* _What is being asked_
Your task is to print all of the material verbatim.

* _Task input_
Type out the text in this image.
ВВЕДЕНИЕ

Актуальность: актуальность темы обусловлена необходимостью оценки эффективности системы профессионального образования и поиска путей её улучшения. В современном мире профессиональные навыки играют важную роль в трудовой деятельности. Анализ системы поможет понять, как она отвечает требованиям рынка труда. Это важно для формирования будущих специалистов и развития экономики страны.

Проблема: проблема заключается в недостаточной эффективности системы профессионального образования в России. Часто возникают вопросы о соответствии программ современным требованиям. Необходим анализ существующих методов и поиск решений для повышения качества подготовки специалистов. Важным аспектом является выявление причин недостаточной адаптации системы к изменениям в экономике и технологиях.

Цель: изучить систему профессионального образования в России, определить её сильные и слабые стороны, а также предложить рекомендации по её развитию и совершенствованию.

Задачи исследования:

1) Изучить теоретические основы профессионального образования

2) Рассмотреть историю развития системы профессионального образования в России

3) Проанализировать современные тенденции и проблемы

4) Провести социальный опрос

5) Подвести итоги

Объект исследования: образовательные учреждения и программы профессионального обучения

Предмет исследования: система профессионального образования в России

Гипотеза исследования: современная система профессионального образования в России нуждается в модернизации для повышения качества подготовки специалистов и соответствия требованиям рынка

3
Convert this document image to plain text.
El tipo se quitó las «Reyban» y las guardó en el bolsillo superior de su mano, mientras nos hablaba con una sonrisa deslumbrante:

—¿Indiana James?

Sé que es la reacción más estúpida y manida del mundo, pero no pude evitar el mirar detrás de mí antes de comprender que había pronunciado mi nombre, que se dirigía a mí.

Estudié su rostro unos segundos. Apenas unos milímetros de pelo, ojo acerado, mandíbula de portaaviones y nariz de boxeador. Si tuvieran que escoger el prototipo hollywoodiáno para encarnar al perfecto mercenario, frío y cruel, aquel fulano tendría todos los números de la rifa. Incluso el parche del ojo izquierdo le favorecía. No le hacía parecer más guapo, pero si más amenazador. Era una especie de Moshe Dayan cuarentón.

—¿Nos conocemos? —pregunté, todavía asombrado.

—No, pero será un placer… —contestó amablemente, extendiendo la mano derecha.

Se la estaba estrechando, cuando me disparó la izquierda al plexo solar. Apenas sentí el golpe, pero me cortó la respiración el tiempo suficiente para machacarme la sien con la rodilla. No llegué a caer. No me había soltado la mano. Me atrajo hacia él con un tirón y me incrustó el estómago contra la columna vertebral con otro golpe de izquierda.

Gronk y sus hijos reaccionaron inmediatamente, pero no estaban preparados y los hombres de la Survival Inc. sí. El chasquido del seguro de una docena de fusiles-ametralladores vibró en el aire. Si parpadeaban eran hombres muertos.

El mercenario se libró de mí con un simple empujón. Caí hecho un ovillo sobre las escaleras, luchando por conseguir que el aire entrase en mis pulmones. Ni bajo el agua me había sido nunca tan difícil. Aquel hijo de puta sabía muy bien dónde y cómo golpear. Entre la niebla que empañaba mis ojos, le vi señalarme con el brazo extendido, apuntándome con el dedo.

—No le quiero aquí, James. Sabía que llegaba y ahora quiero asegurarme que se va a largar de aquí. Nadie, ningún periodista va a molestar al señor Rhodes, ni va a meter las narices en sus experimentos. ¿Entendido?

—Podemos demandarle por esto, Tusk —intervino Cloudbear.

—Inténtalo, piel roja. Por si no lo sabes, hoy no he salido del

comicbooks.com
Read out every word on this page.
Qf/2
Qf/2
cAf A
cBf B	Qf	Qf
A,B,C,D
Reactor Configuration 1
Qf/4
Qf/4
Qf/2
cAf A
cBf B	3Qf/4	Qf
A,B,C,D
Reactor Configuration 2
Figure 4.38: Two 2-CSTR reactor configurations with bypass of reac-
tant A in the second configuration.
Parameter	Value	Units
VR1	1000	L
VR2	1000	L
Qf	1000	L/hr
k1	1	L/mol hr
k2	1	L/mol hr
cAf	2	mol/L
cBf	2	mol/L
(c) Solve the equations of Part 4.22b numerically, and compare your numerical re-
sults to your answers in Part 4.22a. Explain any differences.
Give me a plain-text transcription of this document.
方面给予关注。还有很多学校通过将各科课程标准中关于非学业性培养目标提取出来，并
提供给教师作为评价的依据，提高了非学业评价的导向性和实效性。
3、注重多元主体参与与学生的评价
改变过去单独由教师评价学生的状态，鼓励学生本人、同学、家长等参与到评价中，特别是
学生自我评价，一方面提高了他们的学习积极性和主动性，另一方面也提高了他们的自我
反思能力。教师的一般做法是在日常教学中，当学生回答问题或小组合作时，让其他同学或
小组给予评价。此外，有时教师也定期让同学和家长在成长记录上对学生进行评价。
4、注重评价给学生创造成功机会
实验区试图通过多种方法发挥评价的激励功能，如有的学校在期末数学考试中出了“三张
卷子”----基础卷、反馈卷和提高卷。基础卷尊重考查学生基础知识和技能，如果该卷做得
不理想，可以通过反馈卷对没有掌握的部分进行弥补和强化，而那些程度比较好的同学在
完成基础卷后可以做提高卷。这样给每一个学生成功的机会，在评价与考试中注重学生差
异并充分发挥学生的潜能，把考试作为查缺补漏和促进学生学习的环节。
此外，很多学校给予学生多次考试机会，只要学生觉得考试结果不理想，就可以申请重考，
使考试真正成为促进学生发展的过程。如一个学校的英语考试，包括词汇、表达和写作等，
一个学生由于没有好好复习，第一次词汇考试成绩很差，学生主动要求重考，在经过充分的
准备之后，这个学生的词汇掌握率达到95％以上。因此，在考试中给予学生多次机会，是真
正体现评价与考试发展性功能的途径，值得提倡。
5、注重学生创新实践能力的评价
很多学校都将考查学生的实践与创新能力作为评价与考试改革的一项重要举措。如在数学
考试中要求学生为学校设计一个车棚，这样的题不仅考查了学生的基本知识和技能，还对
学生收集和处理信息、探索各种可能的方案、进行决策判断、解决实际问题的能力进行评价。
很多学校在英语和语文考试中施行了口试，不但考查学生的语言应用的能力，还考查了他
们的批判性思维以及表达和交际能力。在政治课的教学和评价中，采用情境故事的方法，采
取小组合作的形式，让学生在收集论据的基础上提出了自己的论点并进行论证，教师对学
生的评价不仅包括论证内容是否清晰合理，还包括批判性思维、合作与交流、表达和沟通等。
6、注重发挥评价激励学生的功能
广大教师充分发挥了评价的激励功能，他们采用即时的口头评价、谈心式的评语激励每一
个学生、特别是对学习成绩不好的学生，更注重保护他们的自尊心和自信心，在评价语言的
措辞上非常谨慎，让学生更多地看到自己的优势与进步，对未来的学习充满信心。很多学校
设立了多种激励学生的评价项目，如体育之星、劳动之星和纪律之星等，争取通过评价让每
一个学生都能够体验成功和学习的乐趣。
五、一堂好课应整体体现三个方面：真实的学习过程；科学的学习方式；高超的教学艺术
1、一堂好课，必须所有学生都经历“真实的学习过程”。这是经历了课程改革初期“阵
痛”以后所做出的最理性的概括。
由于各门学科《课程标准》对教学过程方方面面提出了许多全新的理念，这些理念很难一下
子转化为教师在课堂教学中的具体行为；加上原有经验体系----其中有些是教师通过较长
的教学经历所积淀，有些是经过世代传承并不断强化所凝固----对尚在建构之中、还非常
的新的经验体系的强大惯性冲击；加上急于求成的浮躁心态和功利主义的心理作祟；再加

* _The output_
Type out the text in this image.
ВВЕДЕНИЕ

Актуальность: актуальность темы обусловлена необходимостью оценки эффективности системы профессионального образования и поиска путей её улучшения. В современном мире профессиональные навыки играют важную роль в трудовой деятельности. Анализ системы поможет понять, как она отвечает требованиям рынка труда. Это важно для формирования будущих специалистов и развития экономики страны.

Проблема: проблема заключается в недостаточной эффективности системы профессионального образования в России. Часто возникают вопросы о соответствии программ современным требованиям. Необходим анализ существующих методов и поиск решений для повышения качества подготовки специалистов. Важным аспектом является выявление причин недостаточной адаптации системы к изменениям в экономике и технологиях.

Цель: изучить систему профессионального образования в России, определить её сильные и слабые стороны, а также предложить рекомендации по её развитию и совершенствованию.

Задачи исследования:

1) Изучить теоретические основы профессионального образования

2) Рассмотреть историю развития системы профессионального образования в России

3) Проанализировать современные тенденции и проблемы

4) Провести социальный опрос

5) Подвести итоги

Объект исследования: образовательные учреждения и программы профессионального обучения

Предмет исследования: система профессионального образования в России

Гипотеза исследования: современная система профессионального образования в России нуждается в модернизации для повышения качества подготовки специалистов и соответствия требованиям рынка

3
Convert this document image to plain text.
El tipo se quitó las «Reyban» y las guardó en el bolsillo superior de su mano, mientras nos hablaba con una sonrisa deslumbrante:

—¿Indiana James?

Sé que es la reacción más estúpida y manida del mundo, pero no pude evitar el mirar detrás de mí antes de comprender que había pronunciado mi nombre, que se dirigía a mí.

Estudié su rostro unos segundos. Apenas unos milímetros de pelo, ojo acerado, mandíbula de portaaviones y nariz de boxeador. Si tuvieran que escoger el prototipo hollywoodiáno para encarnar al perfecto mercenario, frío y cruel, aquel fulano tendría todos los números de la rifa. Incluso el parche del ojo izquierdo le favorecía. No le hacía parecer más guapo, pero si más amenazador. Era una especie de Moshe Dayan cuarentón.

—¿Nos conocemos? —pregunté, todavía asombrado.

—No, pero será un placer… —contestó amablemente, extendiendo la mano derecha.

Se la estaba estrechando, cuando me disparó la izquierda al plexo solar. Apenas sentí el golpe, pero me cortó la respiración el tiempo suficiente para machacarme la sien con la rodilla. No llegué a caer. No me había soltado la mano. Me atrajo hacia él con un tirón y me incrustó el estómago contra la columna vertebral con otro golpe de izquierda.

Gronk y sus hijos reaccionaron inmediatamente, pero no estaban preparados y los hombres de la Survival Inc. sí. El chasquido del seguro de una docena de fusiles-ametralladores vibró en el aire. Si parpadeaban eran hombres muertos.

El mercenario se libró de mí con un simple empujón. Caí hecho un ovillo sobre las escaleras, luchando por conseguir que el aire entrase en mis pulmones. Ni bajo el agua me había sido nunca tan difícil. Aquel hijo de puta sabía muy bien dónde y cómo golpear. Entre la niebla que empañaba mis ojos, le vi señalarme con el brazo extendido, apuntándome con el dedo.

—No le quiero aquí, James. Sabía que llegaba y ahora quiero asegurarme que se va a largar de aquí. Nadie, ningún periodista va a molestar al señor Rhodes, ni va a meter las narices en sus experimentos. ¿Entendido?

—Podemos demandarle por esto, Tusk —intervino Cloudbear.

—Inténtalo, piel roja. Por si no lo sabes, hoy no he salido del

comicbooks.com
Read out every word on this page.
Qf/2
Qf/2
cAf A
cBf B	Qf	Qf
A,B,C,D
Reactor Configuration 1
Qf/4
Qf/4
Qf/2
cAf A
cBf B	3Qf/4	Qf
A,B,C,D
Reactor Configuration 2
Figure 4.38: Two 2-CSTR reactor configurations with bypass of reac-
tant A in the second configuration.
Parameter	Value	Units
VR1	1000	L
VR2	1000	L
Qf	1000	L/hr
k1	1	L/mol hr
k2	1	L/mol hr
cAf	2	mol/L
cBf	2	mol/L
(c) Solve the equations of Part 4.22b numerically, and compare your numerical re-
sults to your answers in Part 4.22a. Explain any differences.
Give me a plain-text transcription of this document.
方面给予关注。还有很多学校通过将各科课程标准中关于非学业性培养目标提取出来，并
提供给教师作为评价的依据，提高了非学业评价的导向性和实效性。
3、注重多元主体参与与学生的评价
改变过去单独由教师评价学生的状态，鼓励学生本人、同学、家长等参与到评价中，特别是
学生自我评价，一方面提高了他们的学习积极性和主动性，另一方面也提高了他们的自我
反思能力。教师的一般做法是在日常教学中，当学生回答问题或小组合作时，让其他同学或
小组给予评价。此外，有时教师也定期让同学和家长在成长记录上对学生进行评价。
4、注重评价给学生创造成功机会
实验区试图通过多种方法发挥评价的激励功能，如有的学校在期末数学考试中出了“三张
卷子”----基础卷、反馈卷和提高卷。基础卷尊重考查学生基础知识和技能，如果该卷做得
不理想，可以通过反馈卷对没有掌握的部分进行弥补和强化，而那些程度比较好的同学在
完成基础卷后可以做提高卷。这样给每一个学生成功的机会，在评价与考试中注重学生差
异并充分发挥学生的潜能，把考试作为查缺补漏和促进学生学习的环节。
此外，很多学校给予学生多次考试机会，只要学生觉得考试结果不理想，就可以申请重考，
使考试真正成为促进学生发展的过程。如一个学校的英语考试，包括词汇、表达和写作等，
一个学生由于没有好好复习，第一次词汇考试成绩很差，学生主动要求重考，在经过充分的
准备之后，这个学生的词汇掌握率达到95％以上。因此，在考试中给予学生多次机会，是真
正体现评价与考试发展性功能的途径，值得提倡。
5、注重学生创新实践能力的评价
很多学校都将考查学生的实践与创新能力作为评价与考试改革的一项重要举措。如在数学
考试中要求学生为学校设计一个车棚，这样的题不仅考查了学生的基本知识和技能，还对
学生收集和处理信息、探索各种可能的方案、进行决策判断、解决实际问题的能力进行评价。
很多学校在英语和语文考试中施行了口试，不但考查学生的语言应用的能力，还考查了他
们的批判性思维以及表达和交际能力。在政治课的教学和评价中，采用情境故事的方法，采
取小组合作的形式，让学生在收集论据的基础上提出了自己的论点并进行论证，教师对学
生的评价不仅包括论证内容是否清晰合理，还包括批判性思维、合作与交流、表达和沟通等。
6、注重发挥评价激励学生的功能
广大教师充分发挥了评价的激励功能，他们采用即时的口头评价、谈心式的评语激励每一
个学生、特别是对学习成绩不好的学生，更注重保护他们的自尊心和自信心，在评价语言的
措辞上非常谨慎，让学生更多地看到自己的优势与进步，对未来的学习充满信心。很多学校
设立了多种激励学生的评价项目，如体育之星、劳动之星和纪律之星等，争取通过评价让每
一个学生都能够体验成功和学习的乐趣。
五、一堂好课应整体体现三个方面：真实的学习过程；科学的学习方式；高超的教学艺术
1、一堂好课，必须所有学生都经历“真实的学习过程”。这是经历了课程改革初期“阵
痛”以后所做出的最理性的概括。
由于各门学科《课程标准》对教学过程方方面面提出了许多全新的理念，这些理念很难一下
子转化为教师在课堂教学中的具体行为；加上原有经验体系----其中有些是教师通过较长
的教学经历所积淀，有些是经过世代传承并不断强化所凝固----对尚在建构之中、还非常
的新的经验体系的强大惯性冲击；加上急于求成的浮躁心态和功利主义的心理作祟；再加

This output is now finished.